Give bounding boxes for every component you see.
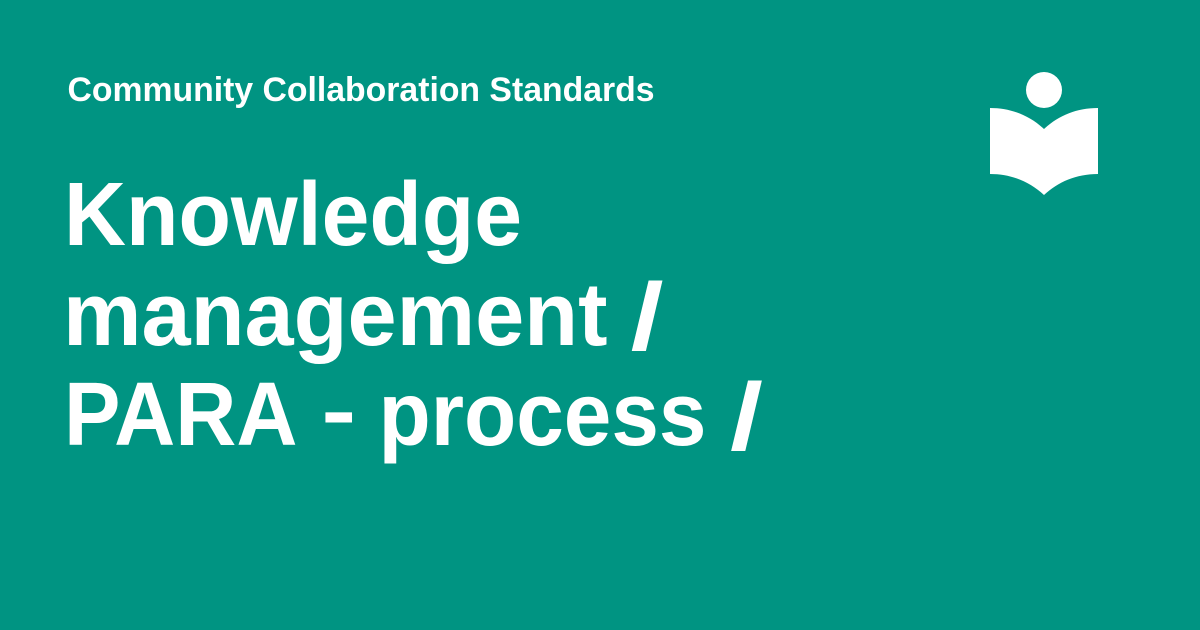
page title: management xyxy=(63,265,608,365)
page title: - xyxy=(321,363,356,458)
page title: PARA xyxy=(64,365,298,465)
page title: process xyxy=(378,365,706,465)
page title: / xyxy=(730,364,763,470)
site name heading: Community Collaboration Standards xyxy=(68,71,654,109)
page title: / xyxy=(631,264,664,370)
page title: Knowledge xyxy=(64,165,522,265)
icon: person reading open book logo xyxy=(990,72,1098,195)
page title xyxy=(63,165,763,470)
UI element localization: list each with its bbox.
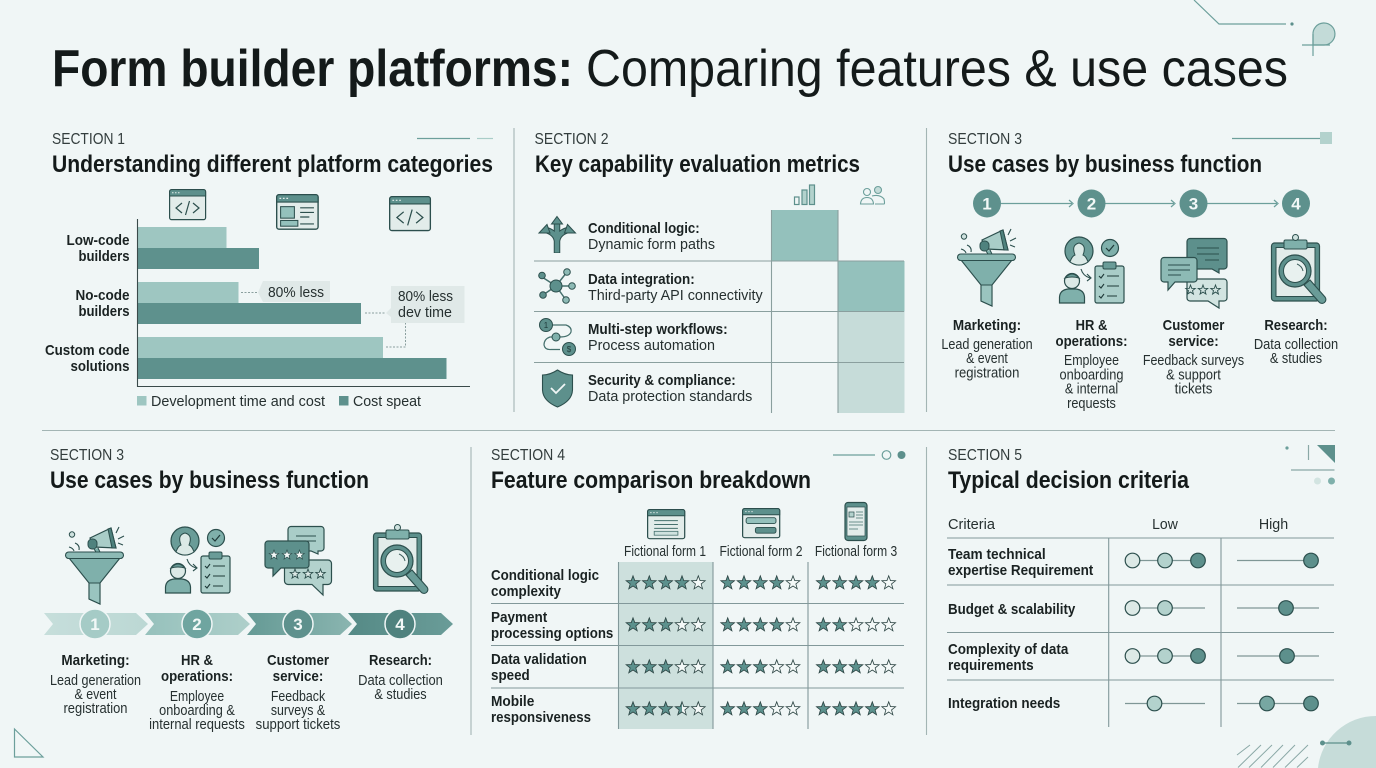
section label: SECTION 4 <box>491 447 565 464</box>
icon: form 2 window <box>743 509 780 538</box>
row labels: Conditional logic <box>491 567 599 584</box>
icon: security shield <box>542 370 572 407</box>
text: marketing: Lead generation <box>941 337 1033 353</box>
row: technical expertise <box>948 546 1318 579</box>
heading: Use cases by business function <box>948 151 1262 178</box>
row: technical expertise: Team technical <box>948 546 1046 563</box>
callout: 80% less <box>241 281 330 302</box>
icon: HR people and checklist <box>1060 237 1124 303</box>
numbered steps with arrows: 2 <box>1087 194 1096 214</box>
icon: form 1 window <box>648 510 685 539</box>
text: research: & studies <box>1270 351 1322 367</box>
table header: High <box>1259 517 1288 533</box>
row text: data integration: Data integration: <box>588 271 695 288</box>
text: customer service: Feedback <box>271 689 326 705</box>
bar chart: builders <box>78 248 130 265</box>
heading: Use cases by business function <box>50 467 369 494</box>
chevron process band: 4 <box>395 615 405 634</box>
panel: section 3 bottom use cases <box>44 447 453 733</box>
text: HR: internal requests <box>149 717 245 733</box>
panel: section 3 top use cases <box>941 131 1338 412</box>
icon: marketing funnel <box>958 229 1016 306</box>
text: customer service: tickets <box>1175 382 1212 398</box>
text: marketing: & event <box>966 351 1008 367</box>
text: marketing <box>50 652 141 717</box>
section label: SECTION 3 <box>948 131 1022 148</box>
row text: data integration <box>588 271 763 304</box>
chevron process band: 3 <box>293 615 303 634</box>
text: marketing: Lead generation <box>50 673 141 689</box>
text: customer service: Feedback surveys <box>1143 353 1244 369</box>
column headers: Fictional form 3 <box>815 544 897 560</box>
row text: security <box>588 372 752 405</box>
numbered steps with arrows: 1 <box>982 194 992 214</box>
row text: conditional logic: Conditional logic: <box>588 220 700 237</box>
text: customer service: Customer <box>267 652 329 669</box>
numbered steps with arrows: 4 <box>1291 194 1301 214</box>
text: customer service: & support <box>1166 368 1221 384</box>
text: customer service: service: <box>1168 333 1219 350</box>
text: research: & studies <box>374 687 427 703</box>
row: data complexity <box>948 641 1319 674</box>
title: Form builder platforms: <box>52 40 573 98</box>
legend: Cost speat <box>353 394 421 410</box>
icon: people <box>860 186 884 204</box>
text: HR <box>149 652 245 733</box>
text: HR <box>1056 317 1128 412</box>
bar chart: builders <box>78 303 130 320</box>
icon: HR people and checklist <box>166 527 230 593</box>
title subtitle part: Comparing features & use cases <box>586 40 1288 98</box>
heading: Typical decision criteria <box>948 467 1190 494</box>
decoration: top right line and pin <box>1194 0 1335 56</box>
text: HR: operations: <box>161 668 233 685</box>
text: customer service <box>256 652 340 733</box>
chevron process band: 2 <box>192 615 202 634</box>
text: research: Data collection <box>1254 337 1338 353</box>
bar chart <box>45 219 470 386</box>
panel: section 5 decision criteria <box>947 445 1335 727</box>
row labels: processing options <box>491 625 613 642</box>
text: research <box>358 652 443 703</box>
icon: workflow steps <box>540 318 576 356</box>
column headers: Fictional form 1 <box>624 544 706 560</box>
row text: conditional logic: Dynamic form paths <box>588 237 715 253</box>
metric grid <box>534 210 904 413</box>
text: HR: HR & <box>181 652 213 669</box>
row text: data integration: Third-party API connectivity <box>588 288 763 304</box>
text: customer service <box>1143 317 1244 398</box>
text: research <box>1254 317 1338 367</box>
row labels: Payment <box>491 609 547 626</box>
text: research: Research: <box>1264 317 1328 334</box>
row labels: responsiveness <box>491 709 591 726</box>
row text: security: Data protection standards <box>588 389 752 405</box>
text: marketing <box>941 317 1033 382</box>
row: data complexity: Complexity of data <box>948 641 1069 658</box>
row: data complexity: requirements <box>948 657 1034 674</box>
row text: workflows: Process automation <box>588 338 715 354</box>
bar chart: Low-code <box>66 232 130 249</box>
criteria table grid <box>947 538 1334 727</box>
legend <box>137 394 421 410</box>
icon: workflow steps: 1 <box>544 321 549 330</box>
numbered steps with arrows <box>973 190 1310 218</box>
star ratings: data validation <box>626 660 896 673</box>
table header <box>948 517 1288 533</box>
text: HR: Employee <box>1064 353 1119 369</box>
bar chart: No-code <box>76 287 130 304</box>
panel: section 2 capability metrics <box>534 131 904 413</box>
icon: marketing funnel <box>66 527 124 604</box>
row text: security: Security & compliance: <box>588 372 736 389</box>
row labels: Mobile <box>491 693 534 710</box>
text: marketing: registration <box>64 701 128 717</box>
heading: Understanding different platform categories <box>52 151 493 178</box>
icon: form 3 phone <box>845 502 867 540</box>
callout: 80% less: 80% less <box>268 285 324 301</box>
row labels: complexity <box>491 583 562 600</box>
legend: Development time and cost <box>151 394 325 410</box>
row labels: speed <box>491 667 530 684</box>
text: HR: onboarding & <box>159 703 235 719</box>
text: HR: HR & <box>1076 317 1107 334</box>
row labels <box>491 567 613 726</box>
star ratings: mobile responsiveness <box>626 702 896 715</box>
text: customer service: support tickets <box>256 717 340 733</box>
row text: conditional logic <box>588 220 715 253</box>
icon: code window dark <box>390 197 430 231</box>
row: budget <box>948 601 1319 618</box>
panel: section 1 platform categories <box>45 131 493 410</box>
callout: 80% less dev time: 80% less <box>398 289 453 305</box>
icon: integration network <box>539 269 575 303</box>
text: marketing: & event <box>74 687 116 703</box>
chevron process band <box>44 609 453 639</box>
icon: form layout window <box>277 195 318 229</box>
table header: Low <box>1152 517 1178 533</box>
row text: workflows: Multi-step workflows: <box>588 321 728 338</box>
table header: Criteria <box>948 517 996 533</box>
icon: research clipboard <box>1272 234 1326 303</box>
text: marketing: Marketing: <box>953 317 1021 334</box>
icon: research clipboard <box>374 524 428 593</box>
section label: SECTION 3 <box>50 447 124 464</box>
heading: Feature comparison breakdown <box>491 467 811 494</box>
text: HR: operations: <box>1056 333 1128 350</box>
text: marketing: Marketing: <box>61 652 130 669</box>
text: research: Data collection <box>358 673 443 689</box>
text: HR: requests <box>1067 396 1116 412</box>
text: HR: & internal <box>1065 382 1118 398</box>
row labels: Data validation <box>491 651 587 668</box>
numbered steps with arrows: 3 <box>1189 194 1198 214</box>
icon: workflow steps: $ <box>567 345 572 354</box>
callout: 80% less dev time <box>365 286 464 347</box>
section label: SECTION 1 <box>52 131 125 148</box>
star ratings: payment options <box>626 618 896 631</box>
star ratings: conditional logic <box>626 576 896 589</box>
bar chart: solutions <box>70 358 130 375</box>
row text: workflows <box>588 321 728 354</box>
icon: bar columns <box>794 185 814 204</box>
text: customer service: surveys & <box>271 703 325 719</box>
text: marketing: registration <box>955 366 1019 382</box>
column headers: Fictional form 2 <box>720 544 802 560</box>
icon: code window <box>170 190 206 220</box>
row: integration <box>948 695 1318 712</box>
text: customer service: Customer <box>1163 317 1224 334</box>
decoration: bottom right shapes <box>1237 716 1376 768</box>
decoration: corner triangle <box>14 729 43 757</box>
comparison table grid <box>491 562 904 729</box>
row: integration: Integration needs <box>948 695 1060 712</box>
text: research: Research: <box>369 652 432 669</box>
column headers <box>624 544 897 560</box>
panel: section 4 feature comparison <box>491 447 906 729</box>
chevron process band: 1 <box>90 615 100 634</box>
icon: branching arrows <box>539 216 576 253</box>
callout: 80% less dev time: dev time <box>398 305 452 321</box>
text: HR: onboarding <box>1060 368 1124 384</box>
icon: customer service star bubbles <box>265 526 332 595</box>
bar chart: Custom code <box>45 342 130 359</box>
row: technical expertise: expertise Requirement <box>948 562 1093 579</box>
text: HR: Employee <box>170 689 224 705</box>
text: customer service: service: <box>273 668 323 685</box>
section label: SECTION 5 <box>948 447 1022 464</box>
row: budget: Budget & scalability <box>948 601 1076 618</box>
heading: Key capability evaluation metrics <box>535 151 860 178</box>
section label: SECTION 2 <box>534 131 608 148</box>
icon: customer service bubbles <box>1161 238 1227 308</box>
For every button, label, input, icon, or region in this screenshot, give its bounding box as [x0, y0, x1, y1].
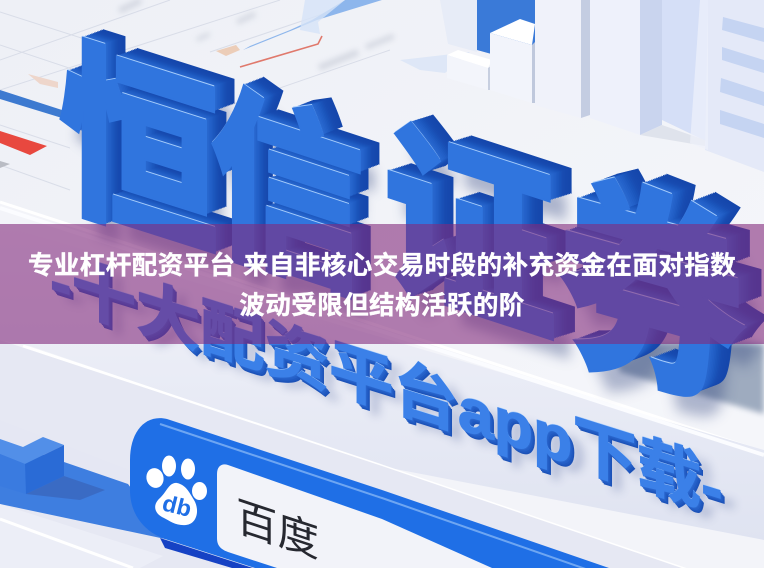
icon: small blue block: [0, 437, 64, 494]
background 3D bar chart: [400, 0, 764, 172]
block shadow: [26, 476, 105, 500]
chart: blue area line: [243, 0, 382, 50]
left wall: [0, 420, 130, 484]
ground shadow of 券: [610, 344, 764, 414]
lower slab: [0, 340, 764, 568]
3D letter 信: 信: [209, 15, 365, 342]
input field: [217, 464, 492, 568]
3D letter 证: 证: [383, 53, 557, 386]
search box label: 百度: [236, 493, 319, 567]
3D letter 券: 券: [557, 97, 747, 458]
headline banner: 专业杠杆配资平台 来自非核心交易时段的补充资金在面对指数: [28, 252, 736, 280]
chart: red bar: [0, 131, 47, 155]
floor slab with sub heading: [0, 225, 764, 540]
chart: blurred labels: [118, 0, 395, 71]
floor slab upper: [0, 202, 764, 568]
chart: blue stripe: [0, 90, 62, 118]
chart: red line: [240, 36, 322, 67]
chart: pale orange bar: [216, 45, 240, 56]
logo letters: db: [160, 490, 194, 522]
sub heading 3D lettering: -十大配资平台app下载-: [50, 244, 723, 525]
blue rail left: [0, 440, 170, 540]
headline banner: 波动受限但结构活跃的阶: [239, 292, 525, 320]
icon: baidu paw: [144, 456, 207, 525]
search box: [130, 418, 609, 568]
headline banner: [0, 224, 764, 344]
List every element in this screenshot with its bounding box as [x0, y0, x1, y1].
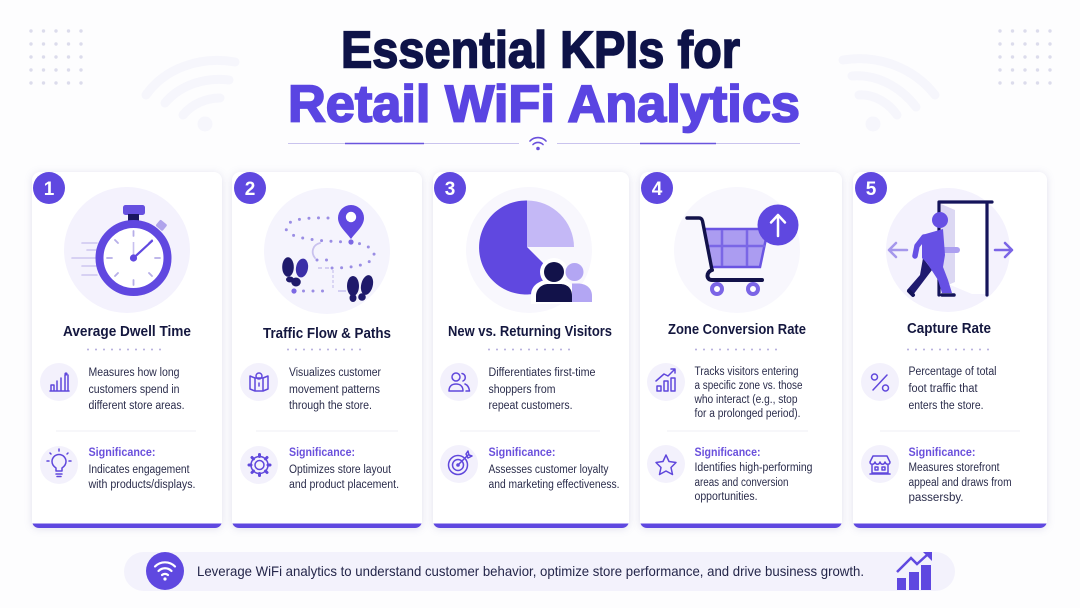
icon: map	[240, 363, 278, 401]
significance: opportunities.	[694, 491, 758, 503]
heading: Average Dwell Time	[63, 324, 191, 340]
significance: and marketing effectiveness.	[488, 479, 620, 491]
description: a specific zone vs. those	[694, 380, 802, 392]
arrow: left	[889, 243, 907, 257]
panel: card 1 average dwell time	[32, 172, 222, 528]
icon: star	[647, 445, 685, 483]
dotted divider	[908, 348, 990, 350]
title: Retail WiFi Analytics	[288, 76, 800, 134]
panel: card 3 new vs returning visitors	[433, 172, 629, 528]
description: Tracks visitors entering	[694, 366, 798, 378]
icon: percent	[861, 363, 899, 401]
icon: target	[440, 445, 478, 483]
description: Measures how long	[88, 367, 180, 379]
significance: Indicates engagement	[88, 464, 190, 476]
significance: Optimizes store layout	[289, 464, 392, 476]
description: who interact (e.g., stop	[694, 394, 798, 406]
illustration: pie chart with people	[466, 187, 592, 313]
card 5 background	[853, 172, 1047, 528]
illustration: stopwatch	[64, 187, 190, 313]
significance: Significance:	[694, 447, 760, 459]
significance: appeal and draws from	[908, 477, 1012, 489]
dot grid: top right	[998, 29, 1052, 85]
number badge 3	[434, 172, 466, 204]
significance: areas and conversion	[694, 477, 788, 489]
number badge 5	[855, 172, 887, 204]
title divider with wifi icon	[288, 138, 800, 150]
description: different store areas.	[88, 400, 184, 412]
dotted divider	[696, 348, 778, 350]
illustration: shopping cart with arrow	[674, 187, 800, 313]
heading: Zone Conversion Rate	[668, 322, 806, 338]
significance: with products/displays.	[88, 479, 196, 491]
significance: and product placement.	[289, 479, 399, 491]
illustration: path and footprints	[264, 188, 390, 314]
significance	[694, 447, 812, 503]
description	[694, 366, 802, 420]
icon: growth chart	[897, 552, 932, 590]
significance	[289, 447, 399, 491]
title: Essential KPIs for	[341, 22, 740, 80]
description: for a prolonged period).	[694, 408, 800, 420]
dotted divider	[288, 348, 368, 350]
description: enters the store.	[908, 400, 984, 412]
icon: wifi circle	[146, 552, 184, 590]
description	[88, 367, 184, 412]
significance	[88, 447, 196, 491]
heading: Capture Rate	[907, 321, 991, 337]
icon: faint wifi watermark left	[146, 60, 235, 127]
panel: card 4 zone conversion rate	[640, 172, 842, 528]
title	[288, 22, 800, 134]
heading: Traffic Flow & Paths	[263, 326, 391, 342]
significance	[488, 447, 620, 491]
dotted divider	[88, 348, 168, 350]
description: through the store.	[289, 400, 372, 412]
panel: card 2 traffic flow and paths	[232, 172, 422, 528]
number badge 2	[234, 172, 266, 204]
dot grid: top left	[29, 29, 83, 85]
footer banner	[124, 552, 955, 591]
icon: growth chart	[647, 363, 685, 401]
significance: Significance:	[88, 447, 156, 459]
card 1 background	[32, 172, 222, 528]
banner text: Leverage WiFi analytics to understand customer behavior, optimize store performance, and drive business growth.	[197, 563, 864, 579]
description: Differentiates first-time	[488, 367, 596, 379]
heading: New vs. Returning Visitors	[448, 324, 612, 340]
dotted divider	[489, 348, 570, 350]
description: foot traffic that	[908, 383, 978, 395]
card 3 background	[433, 172, 629, 528]
description: shoppers from	[488, 384, 556, 396]
icon: storefront	[861, 445, 899, 483]
significance: Significance:	[488, 447, 556, 459]
icon: people	[440, 363, 478, 401]
significance	[908, 447, 1012, 504]
icon: faint wifi watermark right	[843, 59, 935, 127]
description: Percentage of total	[908, 366, 996, 378]
number badge 2: 2	[245, 179, 255, 200]
number badge 5: 5	[866, 179, 877, 200]
card 2 background	[232, 172, 422, 528]
significance: Significance:	[289, 447, 355, 459]
description: movement patterns	[289, 384, 380, 396]
number badge 3: 3	[445, 179, 455, 200]
number badge 1	[33, 172, 65, 204]
significance: Measures storefront	[908, 462, 1000, 474]
description	[488, 367, 596, 412]
description: repeat customers.	[488, 400, 572, 412]
arrow: right	[995, 243, 1012, 257]
description: Visualizes customer	[289, 367, 381, 379]
number badge 1: 1	[44, 179, 55, 200]
significance: Assesses customer loyalty	[488, 464, 609, 476]
description	[908, 366, 996, 412]
icon: gear	[240, 446, 278, 484]
icon: light bulb	[40, 446, 78, 484]
significance: Identifies high-performing	[694, 462, 812, 474]
card 4 background	[640, 172, 842, 528]
number badge 4: 4	[652, 179, 663, 200]
number badge 4	[641, 172, 673, 204]
description	[289, 367, 381, 412]
illustration: person entering door	[886, 188, 1010, 312]
significance: Significance:	[908, 447, 976, 459]
significance: passersby.	[908, 492, 964, 504]
icon: bar chart	[40, 363, 78, 401]
description: customers spend in	[88, 384, 180, 396]
panel: card 5 capture rate	[853, 172, 1047, 528]
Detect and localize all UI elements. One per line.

- Work to do -
Reproduce verbatim the stretch of the records from the line containing "363, 278, 401]" through the line containing "552, 184, 590]", including both of those lines.

- Written reply -
icon: map	[240, 363, 278, 401]
significance: opportunities.	[694, 491, 758, 503]
heading: Average Dwell Time	[63, 324, 191, 340]
significance: and marketing effectiveness.	[488, 479, 620, 491]
description: a specific zone vs. those	[694, 380, 802, 392]
arrow: left	[889, 243, 907, 257]
panel: card 1 average dwell time	[32, 172, 222, 528]
icon: star	[647, 445, 685, 483]
dotted divider	[908, 348, 990, 350]
title: Retail WiFi Analytics	[288, 76, 800, 134]
panel: card 3 new vs returning visitors	[433, 172, 629, 528]
description: Tracks visitors entering	[694, 366, 798, 378]
icon: percent	[861, 363, 899, 401]
icon: target	[440, 445, 478, 483]
description: Measures how long	[88, 367, 180, 379]
significance: Indicates engagement	[88, 464, 190, 476]
significance: Optimizes store layout	[289, 464, 392, 476]
description: who interact (e.g., stop	[694, 394, 798, 406]
illustration: pie chart with people	[466, 187, 592, 313]
card 5 background	[853, 172, 1047, 528]
illustration: stopwatch	[64, 187, 190, 313]
significance: Significance:	[694, 447, 760, 459]
significance: appeal and draws from	[908, 477, 1012, 489]
dot grid: top right	[998, 29, 1052, 85]
number badge 3	[434, 172, 466, 204]
significance: areas and conversion	[694, 477, 788, 489]
number badge 5	[855, 172, 887, 204]
title divider with wifi icon	[288, 138, 800, 150]
description: different store areas.	[88, 400, 184, 412]
dotted divider	[696, 348, 778, 350]
illustration: shopping cart with arrow	[674, 187, 800, 313]
heading: Zone Conversion Rate	[668, 322, 806, 338]
significance: with products/displays.	[88, 479, 196, 491]
significance: and product placement.	[289, 479, 399, 491]
illustration: path and footprints	[264, 188, 390, 314]
significance	[694, 447, 812, 503]
description	[694, 366, 802, 420]
icon: growth chart	[897, 552, 932, 590]
significance	[289, 447, 399, 491]
title: Essential KPIs for	[341, 22, 740, 80]
description: for a prolonged period).	[694, 408, 800, 420]
dotted divider	[288, 348, 368, 350]
description: enters the store.	[908, 400, 984, 412]
icon: wifi circle	[146, 552, 184, 590]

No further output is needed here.